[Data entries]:
○ ○ ○
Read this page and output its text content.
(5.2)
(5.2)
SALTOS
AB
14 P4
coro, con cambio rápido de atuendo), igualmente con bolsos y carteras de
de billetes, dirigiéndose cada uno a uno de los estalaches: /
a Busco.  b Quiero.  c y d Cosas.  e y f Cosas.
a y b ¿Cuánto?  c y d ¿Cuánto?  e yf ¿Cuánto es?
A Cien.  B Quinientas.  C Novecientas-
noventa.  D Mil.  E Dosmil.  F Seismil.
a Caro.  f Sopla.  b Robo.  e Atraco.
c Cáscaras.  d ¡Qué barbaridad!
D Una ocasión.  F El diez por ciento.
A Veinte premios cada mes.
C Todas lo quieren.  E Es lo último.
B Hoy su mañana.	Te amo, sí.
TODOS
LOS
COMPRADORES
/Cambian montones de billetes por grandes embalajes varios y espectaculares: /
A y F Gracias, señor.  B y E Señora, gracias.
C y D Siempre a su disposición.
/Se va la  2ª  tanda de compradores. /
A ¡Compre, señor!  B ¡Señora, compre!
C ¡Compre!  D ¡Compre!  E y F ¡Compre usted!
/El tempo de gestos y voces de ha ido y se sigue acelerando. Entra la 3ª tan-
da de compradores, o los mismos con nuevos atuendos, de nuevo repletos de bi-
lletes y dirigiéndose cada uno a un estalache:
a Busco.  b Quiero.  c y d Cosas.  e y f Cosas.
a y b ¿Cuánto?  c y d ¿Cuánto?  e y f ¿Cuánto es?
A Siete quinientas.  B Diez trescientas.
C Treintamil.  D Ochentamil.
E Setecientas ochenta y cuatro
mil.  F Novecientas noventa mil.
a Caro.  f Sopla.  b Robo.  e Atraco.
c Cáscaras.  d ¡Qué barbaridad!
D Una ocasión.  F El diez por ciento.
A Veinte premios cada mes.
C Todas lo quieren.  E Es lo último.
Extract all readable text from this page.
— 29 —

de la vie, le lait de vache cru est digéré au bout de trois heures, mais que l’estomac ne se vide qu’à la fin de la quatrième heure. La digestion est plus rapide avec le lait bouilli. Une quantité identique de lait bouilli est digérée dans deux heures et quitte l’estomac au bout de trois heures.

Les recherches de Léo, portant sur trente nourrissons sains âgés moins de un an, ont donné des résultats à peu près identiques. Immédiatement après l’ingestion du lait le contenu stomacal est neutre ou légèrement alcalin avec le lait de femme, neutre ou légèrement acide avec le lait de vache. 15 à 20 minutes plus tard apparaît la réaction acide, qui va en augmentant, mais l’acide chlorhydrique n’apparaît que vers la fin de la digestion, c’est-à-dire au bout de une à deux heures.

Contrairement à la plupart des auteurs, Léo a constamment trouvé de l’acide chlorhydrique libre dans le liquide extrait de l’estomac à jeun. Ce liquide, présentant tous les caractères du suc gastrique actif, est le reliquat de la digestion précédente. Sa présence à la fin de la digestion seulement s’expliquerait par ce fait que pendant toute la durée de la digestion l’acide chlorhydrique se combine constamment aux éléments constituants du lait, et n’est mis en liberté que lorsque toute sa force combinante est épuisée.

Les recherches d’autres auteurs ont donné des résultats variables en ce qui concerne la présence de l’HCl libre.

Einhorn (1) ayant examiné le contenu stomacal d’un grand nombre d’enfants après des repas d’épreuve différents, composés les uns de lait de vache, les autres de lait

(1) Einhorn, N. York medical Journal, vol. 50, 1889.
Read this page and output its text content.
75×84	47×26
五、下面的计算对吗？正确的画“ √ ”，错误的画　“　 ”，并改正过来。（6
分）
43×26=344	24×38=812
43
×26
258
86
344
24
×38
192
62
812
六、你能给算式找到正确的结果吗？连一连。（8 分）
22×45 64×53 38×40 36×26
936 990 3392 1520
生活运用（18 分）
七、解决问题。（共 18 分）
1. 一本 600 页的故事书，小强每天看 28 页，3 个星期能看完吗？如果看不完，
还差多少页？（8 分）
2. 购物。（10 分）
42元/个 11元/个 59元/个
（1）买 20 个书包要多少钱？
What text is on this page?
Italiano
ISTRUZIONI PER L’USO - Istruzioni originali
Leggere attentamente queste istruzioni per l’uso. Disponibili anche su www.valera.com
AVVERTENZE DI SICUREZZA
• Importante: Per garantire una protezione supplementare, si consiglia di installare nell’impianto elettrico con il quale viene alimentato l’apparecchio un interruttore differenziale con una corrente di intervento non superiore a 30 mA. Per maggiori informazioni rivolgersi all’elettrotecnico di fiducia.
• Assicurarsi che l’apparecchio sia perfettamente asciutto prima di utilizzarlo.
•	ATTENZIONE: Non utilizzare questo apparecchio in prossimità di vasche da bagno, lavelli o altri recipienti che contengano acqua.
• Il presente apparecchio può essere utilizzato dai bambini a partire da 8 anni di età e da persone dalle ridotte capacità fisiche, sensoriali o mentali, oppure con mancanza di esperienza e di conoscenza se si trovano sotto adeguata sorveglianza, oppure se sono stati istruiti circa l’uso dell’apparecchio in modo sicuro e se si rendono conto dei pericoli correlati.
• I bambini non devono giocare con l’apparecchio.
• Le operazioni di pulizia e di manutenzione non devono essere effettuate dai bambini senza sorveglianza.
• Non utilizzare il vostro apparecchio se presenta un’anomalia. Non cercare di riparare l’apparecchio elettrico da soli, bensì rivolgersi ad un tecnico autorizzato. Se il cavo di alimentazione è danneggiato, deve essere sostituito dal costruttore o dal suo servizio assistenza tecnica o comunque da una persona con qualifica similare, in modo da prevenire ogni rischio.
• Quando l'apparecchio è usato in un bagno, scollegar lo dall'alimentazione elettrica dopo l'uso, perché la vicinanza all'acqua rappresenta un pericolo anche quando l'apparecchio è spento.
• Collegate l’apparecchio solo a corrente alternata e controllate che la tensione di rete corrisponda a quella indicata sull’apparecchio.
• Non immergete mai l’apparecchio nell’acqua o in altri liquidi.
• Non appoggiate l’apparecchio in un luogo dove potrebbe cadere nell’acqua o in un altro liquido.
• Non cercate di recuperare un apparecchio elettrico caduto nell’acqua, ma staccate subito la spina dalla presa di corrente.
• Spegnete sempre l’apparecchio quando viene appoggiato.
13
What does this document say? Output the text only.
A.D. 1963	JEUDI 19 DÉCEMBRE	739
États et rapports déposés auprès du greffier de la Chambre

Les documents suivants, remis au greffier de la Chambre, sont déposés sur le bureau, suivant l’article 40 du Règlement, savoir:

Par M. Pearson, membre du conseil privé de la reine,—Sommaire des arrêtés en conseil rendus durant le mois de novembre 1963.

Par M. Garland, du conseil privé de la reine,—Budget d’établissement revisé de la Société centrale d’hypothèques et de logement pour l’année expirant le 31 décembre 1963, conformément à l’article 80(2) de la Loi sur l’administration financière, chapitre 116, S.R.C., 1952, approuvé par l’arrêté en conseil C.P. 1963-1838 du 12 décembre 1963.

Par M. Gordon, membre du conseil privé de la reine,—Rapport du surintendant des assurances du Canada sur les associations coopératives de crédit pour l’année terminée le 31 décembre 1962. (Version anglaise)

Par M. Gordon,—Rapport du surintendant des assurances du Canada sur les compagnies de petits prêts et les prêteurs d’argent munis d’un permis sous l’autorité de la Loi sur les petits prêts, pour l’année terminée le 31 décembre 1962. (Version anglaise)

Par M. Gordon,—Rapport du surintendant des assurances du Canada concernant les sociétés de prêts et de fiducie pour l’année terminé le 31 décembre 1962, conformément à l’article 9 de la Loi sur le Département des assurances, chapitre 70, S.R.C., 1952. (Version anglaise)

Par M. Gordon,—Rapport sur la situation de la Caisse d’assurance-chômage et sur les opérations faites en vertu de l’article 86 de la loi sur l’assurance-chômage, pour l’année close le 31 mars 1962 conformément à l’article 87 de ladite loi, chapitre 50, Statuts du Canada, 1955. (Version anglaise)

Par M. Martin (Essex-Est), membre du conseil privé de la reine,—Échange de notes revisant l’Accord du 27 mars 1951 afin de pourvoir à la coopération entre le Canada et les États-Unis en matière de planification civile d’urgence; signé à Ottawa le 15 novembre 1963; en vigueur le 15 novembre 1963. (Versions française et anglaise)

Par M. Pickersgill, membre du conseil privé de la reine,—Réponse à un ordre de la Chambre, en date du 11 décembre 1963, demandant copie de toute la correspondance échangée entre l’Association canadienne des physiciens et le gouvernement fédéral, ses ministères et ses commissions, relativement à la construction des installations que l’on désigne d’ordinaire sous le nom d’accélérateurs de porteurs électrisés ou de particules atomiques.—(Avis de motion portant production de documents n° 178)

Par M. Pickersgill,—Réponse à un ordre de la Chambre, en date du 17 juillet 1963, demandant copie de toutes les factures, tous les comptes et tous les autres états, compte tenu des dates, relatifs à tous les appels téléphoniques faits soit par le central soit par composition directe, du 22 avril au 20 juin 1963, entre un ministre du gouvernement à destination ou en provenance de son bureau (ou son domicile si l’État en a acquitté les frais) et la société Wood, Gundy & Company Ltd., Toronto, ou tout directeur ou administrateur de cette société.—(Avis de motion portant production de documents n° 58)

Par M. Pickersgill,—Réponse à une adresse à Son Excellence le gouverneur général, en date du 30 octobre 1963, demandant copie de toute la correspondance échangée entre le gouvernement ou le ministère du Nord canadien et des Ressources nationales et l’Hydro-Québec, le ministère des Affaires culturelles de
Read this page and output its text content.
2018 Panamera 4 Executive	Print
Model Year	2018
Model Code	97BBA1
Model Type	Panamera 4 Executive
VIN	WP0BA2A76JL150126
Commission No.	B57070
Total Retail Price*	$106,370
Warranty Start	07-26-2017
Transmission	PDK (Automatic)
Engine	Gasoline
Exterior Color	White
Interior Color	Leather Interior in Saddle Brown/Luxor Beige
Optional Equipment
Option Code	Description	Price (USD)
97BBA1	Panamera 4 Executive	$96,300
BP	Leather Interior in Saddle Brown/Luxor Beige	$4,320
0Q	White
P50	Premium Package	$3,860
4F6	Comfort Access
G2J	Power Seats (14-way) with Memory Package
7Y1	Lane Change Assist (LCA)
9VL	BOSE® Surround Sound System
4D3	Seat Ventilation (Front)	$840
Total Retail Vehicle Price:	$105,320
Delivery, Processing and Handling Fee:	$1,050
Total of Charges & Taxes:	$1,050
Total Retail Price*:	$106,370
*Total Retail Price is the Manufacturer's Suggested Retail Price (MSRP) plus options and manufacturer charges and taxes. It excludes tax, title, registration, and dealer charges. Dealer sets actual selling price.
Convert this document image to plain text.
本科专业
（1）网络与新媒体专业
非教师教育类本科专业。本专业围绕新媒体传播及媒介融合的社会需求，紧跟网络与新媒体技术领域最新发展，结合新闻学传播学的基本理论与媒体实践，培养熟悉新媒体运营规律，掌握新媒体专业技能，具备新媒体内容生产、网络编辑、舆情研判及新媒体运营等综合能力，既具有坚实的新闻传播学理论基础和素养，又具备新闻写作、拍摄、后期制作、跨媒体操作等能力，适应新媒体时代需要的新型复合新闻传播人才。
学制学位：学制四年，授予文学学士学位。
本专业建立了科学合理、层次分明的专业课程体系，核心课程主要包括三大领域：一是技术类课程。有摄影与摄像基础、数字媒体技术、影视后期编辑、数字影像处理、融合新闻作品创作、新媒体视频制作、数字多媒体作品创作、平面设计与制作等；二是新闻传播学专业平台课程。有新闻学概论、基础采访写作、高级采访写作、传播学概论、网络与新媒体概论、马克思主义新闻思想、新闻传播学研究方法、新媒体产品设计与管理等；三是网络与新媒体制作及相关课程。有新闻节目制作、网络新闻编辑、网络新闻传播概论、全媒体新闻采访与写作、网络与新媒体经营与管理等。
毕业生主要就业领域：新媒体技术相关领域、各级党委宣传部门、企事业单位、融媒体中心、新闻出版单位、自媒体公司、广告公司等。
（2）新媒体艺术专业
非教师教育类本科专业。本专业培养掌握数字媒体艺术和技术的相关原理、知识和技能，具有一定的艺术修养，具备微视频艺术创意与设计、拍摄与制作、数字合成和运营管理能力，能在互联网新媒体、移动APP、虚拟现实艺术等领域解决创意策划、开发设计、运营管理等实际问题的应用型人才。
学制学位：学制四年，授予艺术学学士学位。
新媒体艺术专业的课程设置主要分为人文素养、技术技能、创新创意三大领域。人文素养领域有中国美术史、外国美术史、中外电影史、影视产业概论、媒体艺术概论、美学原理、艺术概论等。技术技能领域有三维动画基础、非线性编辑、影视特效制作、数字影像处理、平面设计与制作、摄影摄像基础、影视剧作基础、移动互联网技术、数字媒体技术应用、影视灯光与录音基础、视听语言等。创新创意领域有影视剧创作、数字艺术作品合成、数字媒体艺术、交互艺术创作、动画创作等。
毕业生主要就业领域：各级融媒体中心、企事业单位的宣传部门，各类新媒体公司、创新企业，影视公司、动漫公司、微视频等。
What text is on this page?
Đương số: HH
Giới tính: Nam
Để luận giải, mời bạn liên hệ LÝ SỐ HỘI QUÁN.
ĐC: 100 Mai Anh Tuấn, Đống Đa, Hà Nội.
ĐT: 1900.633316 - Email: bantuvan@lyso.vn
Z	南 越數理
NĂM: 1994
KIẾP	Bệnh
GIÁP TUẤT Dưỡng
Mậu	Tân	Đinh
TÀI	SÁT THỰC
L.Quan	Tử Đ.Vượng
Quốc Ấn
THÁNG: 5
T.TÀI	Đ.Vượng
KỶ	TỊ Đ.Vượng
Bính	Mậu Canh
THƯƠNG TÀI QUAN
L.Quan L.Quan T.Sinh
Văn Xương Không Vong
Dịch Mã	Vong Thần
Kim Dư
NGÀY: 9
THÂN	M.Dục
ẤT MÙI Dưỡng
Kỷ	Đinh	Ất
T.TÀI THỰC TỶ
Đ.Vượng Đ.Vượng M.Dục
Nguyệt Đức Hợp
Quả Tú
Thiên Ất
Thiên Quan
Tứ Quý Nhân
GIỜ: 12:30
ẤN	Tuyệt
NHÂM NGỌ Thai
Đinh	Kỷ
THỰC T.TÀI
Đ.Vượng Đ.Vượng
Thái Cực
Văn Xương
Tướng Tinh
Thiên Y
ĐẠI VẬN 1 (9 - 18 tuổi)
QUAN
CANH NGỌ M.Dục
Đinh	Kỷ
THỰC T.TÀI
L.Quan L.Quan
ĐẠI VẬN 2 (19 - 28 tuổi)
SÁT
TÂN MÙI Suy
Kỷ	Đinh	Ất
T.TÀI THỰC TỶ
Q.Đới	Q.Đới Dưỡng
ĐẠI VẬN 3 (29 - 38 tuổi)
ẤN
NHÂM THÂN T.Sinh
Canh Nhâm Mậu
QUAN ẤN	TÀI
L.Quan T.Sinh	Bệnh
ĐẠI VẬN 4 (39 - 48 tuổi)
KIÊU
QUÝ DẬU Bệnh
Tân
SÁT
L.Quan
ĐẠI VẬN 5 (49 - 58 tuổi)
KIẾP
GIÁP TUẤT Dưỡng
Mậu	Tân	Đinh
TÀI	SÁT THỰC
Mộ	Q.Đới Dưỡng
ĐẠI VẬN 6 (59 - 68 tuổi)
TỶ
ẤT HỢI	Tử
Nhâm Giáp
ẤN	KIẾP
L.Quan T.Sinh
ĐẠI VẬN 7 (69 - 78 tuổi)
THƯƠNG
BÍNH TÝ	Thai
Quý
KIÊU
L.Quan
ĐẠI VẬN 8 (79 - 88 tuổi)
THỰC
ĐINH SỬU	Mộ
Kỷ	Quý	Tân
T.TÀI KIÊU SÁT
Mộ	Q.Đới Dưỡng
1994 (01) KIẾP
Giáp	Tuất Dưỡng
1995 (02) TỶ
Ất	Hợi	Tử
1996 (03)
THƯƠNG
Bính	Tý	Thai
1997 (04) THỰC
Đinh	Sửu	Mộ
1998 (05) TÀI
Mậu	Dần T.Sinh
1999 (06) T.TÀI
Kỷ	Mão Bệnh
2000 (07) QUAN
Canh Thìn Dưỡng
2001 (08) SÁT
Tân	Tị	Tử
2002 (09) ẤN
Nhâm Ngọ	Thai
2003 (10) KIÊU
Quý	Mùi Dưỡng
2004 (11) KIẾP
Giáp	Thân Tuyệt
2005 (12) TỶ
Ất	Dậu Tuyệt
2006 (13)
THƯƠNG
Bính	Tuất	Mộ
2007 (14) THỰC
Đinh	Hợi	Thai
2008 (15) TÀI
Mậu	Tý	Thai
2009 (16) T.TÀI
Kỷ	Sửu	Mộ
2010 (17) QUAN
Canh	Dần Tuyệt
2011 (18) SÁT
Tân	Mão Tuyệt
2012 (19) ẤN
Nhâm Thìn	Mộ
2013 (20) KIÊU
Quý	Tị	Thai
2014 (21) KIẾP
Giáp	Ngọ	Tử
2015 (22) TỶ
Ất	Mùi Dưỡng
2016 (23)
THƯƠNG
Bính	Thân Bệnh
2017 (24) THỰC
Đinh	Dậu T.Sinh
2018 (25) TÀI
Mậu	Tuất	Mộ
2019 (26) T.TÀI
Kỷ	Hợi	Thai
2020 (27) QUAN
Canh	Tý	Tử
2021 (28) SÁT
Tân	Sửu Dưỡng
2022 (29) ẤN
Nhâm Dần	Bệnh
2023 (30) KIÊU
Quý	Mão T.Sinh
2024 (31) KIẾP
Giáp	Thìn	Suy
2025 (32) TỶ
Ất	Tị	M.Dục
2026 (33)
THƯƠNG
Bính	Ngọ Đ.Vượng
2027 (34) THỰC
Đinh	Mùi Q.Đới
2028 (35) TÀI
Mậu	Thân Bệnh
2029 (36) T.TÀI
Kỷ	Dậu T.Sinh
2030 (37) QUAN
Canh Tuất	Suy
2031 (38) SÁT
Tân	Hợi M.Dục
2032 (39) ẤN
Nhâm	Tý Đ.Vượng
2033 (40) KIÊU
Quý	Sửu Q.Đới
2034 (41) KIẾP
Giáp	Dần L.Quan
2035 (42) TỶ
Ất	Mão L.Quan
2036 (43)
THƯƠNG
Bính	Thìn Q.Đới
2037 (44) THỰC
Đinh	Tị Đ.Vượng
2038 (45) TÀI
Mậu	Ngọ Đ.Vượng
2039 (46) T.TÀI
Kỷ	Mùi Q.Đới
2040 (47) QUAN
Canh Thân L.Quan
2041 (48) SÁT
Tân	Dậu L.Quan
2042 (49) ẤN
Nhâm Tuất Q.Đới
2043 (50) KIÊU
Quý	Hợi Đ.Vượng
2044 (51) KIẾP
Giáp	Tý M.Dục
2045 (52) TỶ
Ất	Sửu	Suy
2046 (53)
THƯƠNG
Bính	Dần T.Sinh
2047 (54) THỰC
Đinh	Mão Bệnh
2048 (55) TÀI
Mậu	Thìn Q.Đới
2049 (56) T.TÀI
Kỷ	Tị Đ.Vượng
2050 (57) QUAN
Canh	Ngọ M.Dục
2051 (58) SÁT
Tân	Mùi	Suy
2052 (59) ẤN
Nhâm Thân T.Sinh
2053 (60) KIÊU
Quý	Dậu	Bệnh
○ ○ ○
[Problem]:
Using the entries above, tally how many lines have the word "heures" in them; write the number and nothing more.

[Task response]:
2